## INSTRUCTIONS TO FOLLOW
Repeat each line exactly, leaving nothing out.

## LISTED RECORDS
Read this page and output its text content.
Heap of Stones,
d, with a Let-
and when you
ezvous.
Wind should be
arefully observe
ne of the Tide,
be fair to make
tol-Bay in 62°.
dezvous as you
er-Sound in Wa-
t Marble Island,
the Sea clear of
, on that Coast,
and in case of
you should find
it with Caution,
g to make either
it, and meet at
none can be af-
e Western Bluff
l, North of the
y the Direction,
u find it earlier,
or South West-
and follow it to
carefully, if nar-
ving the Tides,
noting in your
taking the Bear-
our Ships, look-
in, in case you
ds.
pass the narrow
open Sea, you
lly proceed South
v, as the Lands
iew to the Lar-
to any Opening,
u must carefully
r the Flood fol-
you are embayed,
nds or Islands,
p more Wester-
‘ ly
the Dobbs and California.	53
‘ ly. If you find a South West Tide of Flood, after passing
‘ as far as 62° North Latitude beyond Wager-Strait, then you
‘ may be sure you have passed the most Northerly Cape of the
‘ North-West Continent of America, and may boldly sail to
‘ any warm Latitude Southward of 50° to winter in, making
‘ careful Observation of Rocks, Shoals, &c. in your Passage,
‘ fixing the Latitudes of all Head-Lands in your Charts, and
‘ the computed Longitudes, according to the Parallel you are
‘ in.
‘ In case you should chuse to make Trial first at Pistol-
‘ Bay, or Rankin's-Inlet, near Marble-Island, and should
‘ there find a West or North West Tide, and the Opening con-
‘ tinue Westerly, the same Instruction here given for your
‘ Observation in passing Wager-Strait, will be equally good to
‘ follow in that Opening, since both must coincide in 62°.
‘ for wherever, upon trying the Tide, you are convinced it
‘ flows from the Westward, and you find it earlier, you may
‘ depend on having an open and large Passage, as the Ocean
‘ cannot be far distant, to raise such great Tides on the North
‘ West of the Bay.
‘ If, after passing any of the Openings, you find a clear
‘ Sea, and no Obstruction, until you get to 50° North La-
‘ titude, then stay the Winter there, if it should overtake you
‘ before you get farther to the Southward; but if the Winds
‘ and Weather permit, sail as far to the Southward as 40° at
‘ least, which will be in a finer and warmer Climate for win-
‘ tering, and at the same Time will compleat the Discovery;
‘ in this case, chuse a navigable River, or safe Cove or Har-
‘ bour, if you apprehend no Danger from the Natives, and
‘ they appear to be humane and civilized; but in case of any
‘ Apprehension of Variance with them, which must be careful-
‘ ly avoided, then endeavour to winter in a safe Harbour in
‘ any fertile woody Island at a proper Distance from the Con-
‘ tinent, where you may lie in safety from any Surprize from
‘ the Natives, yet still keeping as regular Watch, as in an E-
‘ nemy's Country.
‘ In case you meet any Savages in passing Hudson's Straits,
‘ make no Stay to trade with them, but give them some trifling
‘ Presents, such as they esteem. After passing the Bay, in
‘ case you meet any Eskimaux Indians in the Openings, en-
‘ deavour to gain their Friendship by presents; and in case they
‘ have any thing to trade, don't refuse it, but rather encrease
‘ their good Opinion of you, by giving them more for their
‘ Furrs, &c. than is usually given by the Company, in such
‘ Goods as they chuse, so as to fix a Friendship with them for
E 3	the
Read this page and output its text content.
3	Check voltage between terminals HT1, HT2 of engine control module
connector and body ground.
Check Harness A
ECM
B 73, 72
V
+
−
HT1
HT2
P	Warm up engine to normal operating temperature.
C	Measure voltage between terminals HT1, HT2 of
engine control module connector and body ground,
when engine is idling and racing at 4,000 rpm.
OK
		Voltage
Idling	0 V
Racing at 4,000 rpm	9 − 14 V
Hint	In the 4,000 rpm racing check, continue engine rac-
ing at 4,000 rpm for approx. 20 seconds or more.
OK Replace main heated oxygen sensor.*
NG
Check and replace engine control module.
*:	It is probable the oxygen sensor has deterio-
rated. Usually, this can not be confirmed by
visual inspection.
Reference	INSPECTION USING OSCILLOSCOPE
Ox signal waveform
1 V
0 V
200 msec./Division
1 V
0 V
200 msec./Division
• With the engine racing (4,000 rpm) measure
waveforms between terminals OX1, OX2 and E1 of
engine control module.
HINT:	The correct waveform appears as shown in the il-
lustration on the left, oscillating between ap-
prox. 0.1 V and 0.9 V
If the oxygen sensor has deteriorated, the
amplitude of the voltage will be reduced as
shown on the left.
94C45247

## RESPONSE BELOW
Read this page and output its text content.
Heap of Stones,
d, with a Let-
and when you
ezvous.
Wind should be
arefully observe
ne of the Tide,
be fair to make
tol-Bay in 62°.
dezvous as you
er-Sound in Wa-
t Marble Island,
the Sea clear of
, on that Coast,
and in case of
you should find
it with Caution,
g to make either
it, and meet at
none can be af-
e Western Bluff
l, North of the
y the Direction,
u find it earlier,
or South West-
and follow it to
carefully, if nar-
ving the Tides,
noting in your
taking the Bear-
our Ships, look-
in, in case you
ds.
pass the narrow
open Sea, you
lly proceed South
v, as the Lands
iew to the Lar-
to any Opening,
u must carefully
r the Flood fol-
you are embayed,
nds or Islands,
p more Wester-
‘ ly
the Dobbs and California.	53
‘ ly. If you find a South West Tide of Flood, after passing
‘ as far as 62° North Latitude beyond Wager-Strait, then you
‘ may be sure you have passed the most Northerly Cape of the
‘ North-West Continent of America, and may boldly sail to
‘ any warm Latitude Southward of 50° to winter in, making
‘ careful Observation of Rocks, Shoals, &c. in your Passage,
‘ fixing the Latitudes of all Head-Lands in your Charts, and
‘ the computed Longitudes, according to the Parallel you are
‘ in.
‘ In case you should chuse to make Trial first at Pistol-
‘ Bay, or Rankin's-Inlet, near Marble-Island, and should
‘ there find a West or North West Tide, and the Opening con-
‘ tinue Westerly, the same Instruction here given for your
‘ Observation in passing Wager-Strait, will be equally good to
‘ follow in that Opening, since both must coincide in 62°.
‘ for wherever, upon trying the Tide, you are convinced it
‘ flows from the Westward, and you find it earlier, you may
‘ depend on having an open and large Passage, as the Ocean
‘ cannot be far distant, to raise such great Tides on the North
‘ West of the Bay.
‘ If, after passing any of the Openings, you find a clear
‘ Sea, and no Obstruction, until you get to 50° North La-
‘ titude, then stay the Winter there, if it should overtake you
‘ before you get farther to the Southward; but if the Winds
‘ and Weather permit, sail as far to the Southward as 40° at
‘ least, which will be in a finer and warmer Climate for win-
‘ tering, and at the same Time will compleat the Discovery;
‘ in this case, chuse a navigable River, or safe Cove or Har-
‘ bour, if you apprehend no Danger from the Natives, and
‘ they appear to be humane and civilized; but in case of any
‘ Apprehension of Variance with them, which must be careful-
‘ ly avoided, then endeavour to winter in a safe Harbour in
‘ any fertile woody Island at a proper Distance from the Con-
‘ tinent, where you may lie in safety from any Surprize from
‘ the Natives, yet still keeping as regular Watch, as in an E-
‘ nemy's Country.
‘ In case you meet any Savages in passing Hudson's Straits,
‘ make no Stay to trade with them, but give them some trifling
‘ Presents, such as they esteem. After passing the Bay, in
‘ case you meet any Eskimaux Indians in the Openings, en-
‘ deavour to gain their Friendship by presents; and in case they
‘ have any thing to trade, don't refuse it, but rather encrease
‘ their good Opinion of you, by giving them more for their
‘ Furrs, &c. than is usually given by the Company, in such
‘ Goods as they chuse, so as to fix a Friendship with them for
E 3	the
Read this page and output its text content.
3	Check voltage between terminals HT1, HT2 of engine control module
connector and body ground.
Check Harness A
ECM
B 73, 72
V
+
−
HT1
HT2
P	Warm up engine to normal operating temperature.
C	Measure voltage between terminals HT1, HT2 of
engine control module connector and body ground,
when engine is idling and racing at 4,000 rpm.
OK
		Voltage
Idling	0 V
Racing at 4,000 rpm	9 − 14 V
Hint	In the 4,000 rpm racing check, continue engine rac-
ing at 4,000 rpm for approx. 20 seconds or more.
OK Replace main heated oxygen sensor.*
NG
Check and replace engine control module.
*:	It is probable the oxygen sensor has deterio-
rated. Usually, this can not be confirmed by
visual inspection.
Reference	INSPECTION USING OSCILLOSCOPE
Ox signal waveform
1 V
0 V
200 msec./Division
1 V
0 V
200 msec./Division
• With the engine racing (4,000 rpm) measure
waveforms between terminals OX1, OX2 and E1 of
engine control module.
HINT:	The correct waveform appears as shown in the il-
lustration on the left, oscillating between ap-
prox. 0.1 V and 0.9 V
If the oxygen sensor has deteriorated, the
amplitude of the voltage will be reduced as
shown on the left.
94C45247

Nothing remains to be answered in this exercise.